● **INPUT DATA**:
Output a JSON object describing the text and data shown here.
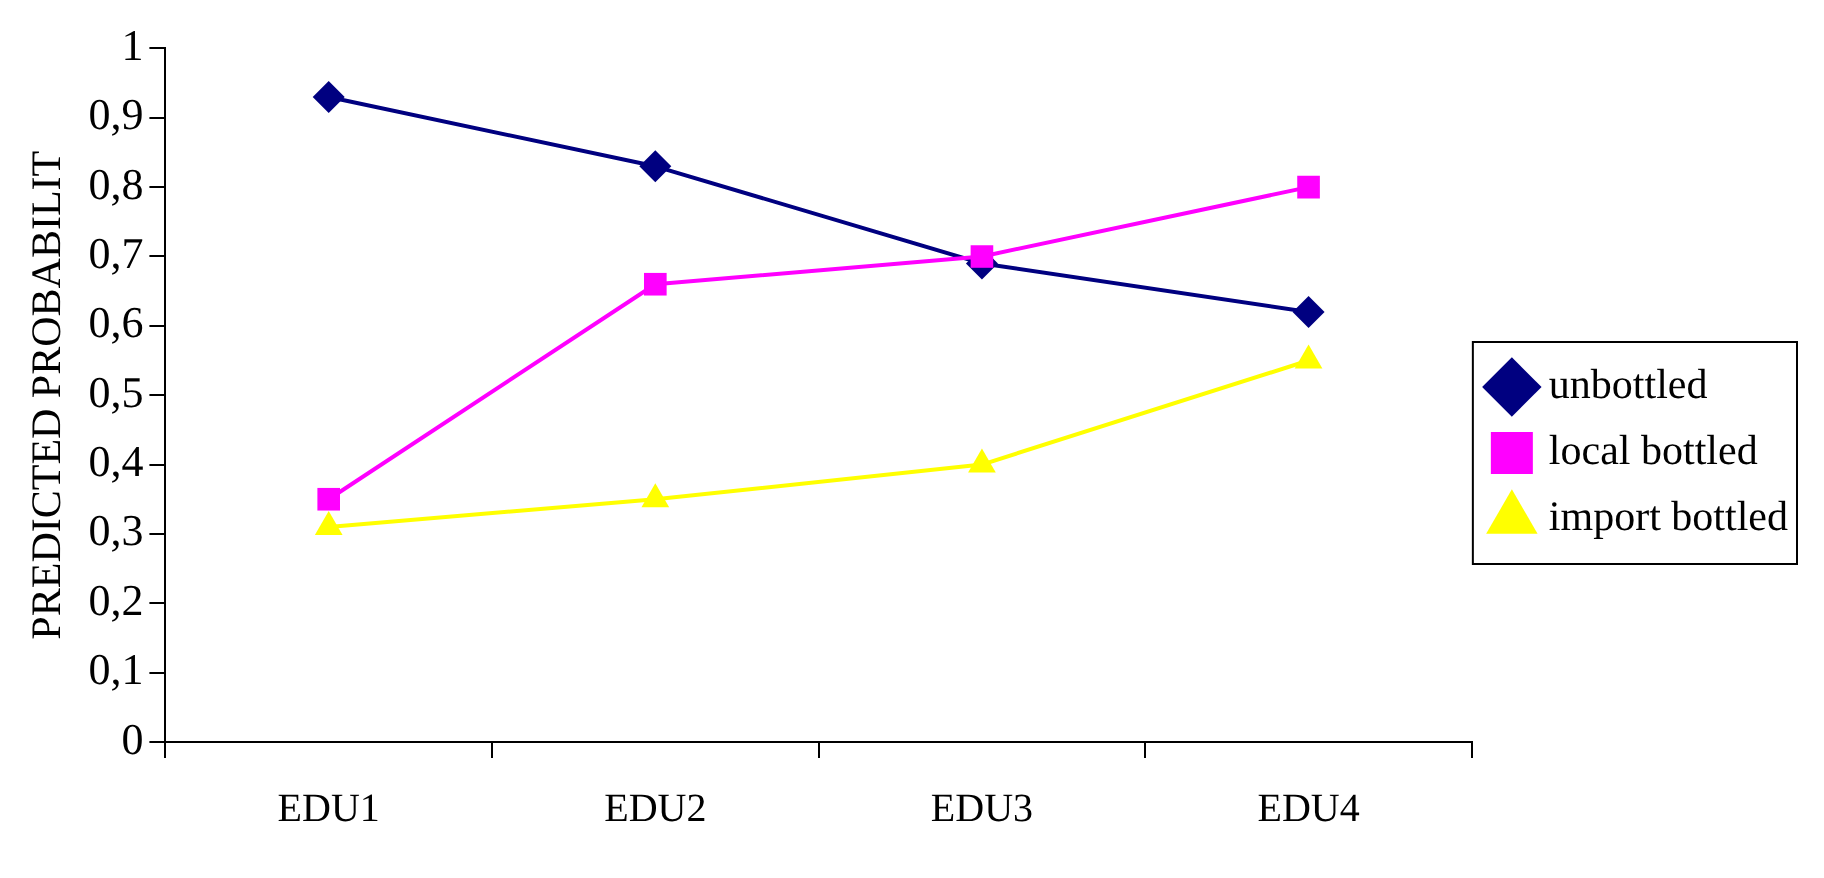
{
  "chart_data": {
    "type": "line",
    "ylabel": "PREDICTED PROBABILIT",
    "categories": [
      "EDU1",
      "EDU2",
      "EDU3",
      "EDU4"
    ],
    "series": [
      {
        "name": "unbottled",
        "color": "#000080",
        "marker": "diamond",
        "values": [
          0.93,
          0.83,
          0.69,
          0.62
        ]
      },
      {
        "name": "local bottled",
        "color": "#ff00ff",
        "marker": "square",
        "values": [
          0.35,
          0.66,
          0.7,
          0.8
        ]
      },
      {
        "name": "import bottled",
        "color": "#ffff00",
        "marker": "triangle",
        "values": [
          0.31,
          0.35,
          0.4,
          0.55
        ]
      }
    ],
    "ylim": [
      0,
      1
    ],
    "yticks": [
      {
        "value": 0,
        "label": "0"
      },
      {
        "value": 0.1,
        "label": "0,1"
      },
      {
        "value": 0.2,
        "label": "0,2"
      },
      {
        "value": 0.3,
        "label": "0,3"
      },
      {
        "value": 0.4,
        "label": "0,4"
      },
      {
        "value": 0.5,
        "label": "0,5"
      },
      {
        "value": 0.6,
        "label": "0,6"
      },
      {
        "value": 0.7,
        "label": "0,7"
      },
      {
        "value": 0.8,
        "label": "0,8"
      },
      {
        "value": 0.9,
        "label": "0,9"
      },
      {
        "value": 1,
        "label": "1"
      }
    ],
    "grid": false,
    "legend": "right",
    "line_style": "solid"
  }
}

● **GOAL**:
Copy every entry exactly as written. Pictures are excluded.

● **EXERCISE SOLUTION**:
Output a JSON object describing the text and data shown here.
{
  "chart_data": {
    "type": "line",
    "ylabel": "PREDICTED PROBABILIT",
    "categories": [
      "EDU1",
      "EDU2",
      "EDU3",
      "EDU4"
    ],
    "series": [
      {
        "name": "unbottled",
        "color": "#000080",
        "marker": "diamond",
        "values": [
          0.93,
          0.83,
          0.69,
          0.62
        ]
      },
      {
        "name": "local bottled",
        "color": "#ff00ff",
        "marker": "square",
        "values": [
          0.35,
          0.66,
          0.7,
          0.8
        ]
      },
      {
        "name": "import bottled",
        "color": "#ffff00",
        "marker": "triangle",
        "values": [
          0.31,
          0.35,
          0.4,
          0.55
        ]
      }
    ],
    "ylim": [
      0,
      1
    ],
    "yticks": [
      {
        "value": 0,
        "label": "0"
      },
      {
        "value": 0.1,
        "label": "0,1"
      },
      {
        "value": 0.2,
        "label": "0,2"
      },
      {
        "value": 0.3,
        "label": "0,3"
      },
      {
        "value": 0.4,
        "label": "0,4"
      },
      {
        "value": 0.5,
        "label": "0,5"
      },
      {
        "value": 0.6,
        "label": "0,6"
      },
      {
        "value": 0.7,
        "label": "0,7"
      },
      {
        "value": 0.8,
        "label": "0,8"
      },
      {
        "value": 0.9,
        "label": "0,9"
      },
      {
        "value": 1,
        "label": "1"
      }
    ],
    "grid": false,
    "legend": "right",
    "line_style": "solid"
  }
}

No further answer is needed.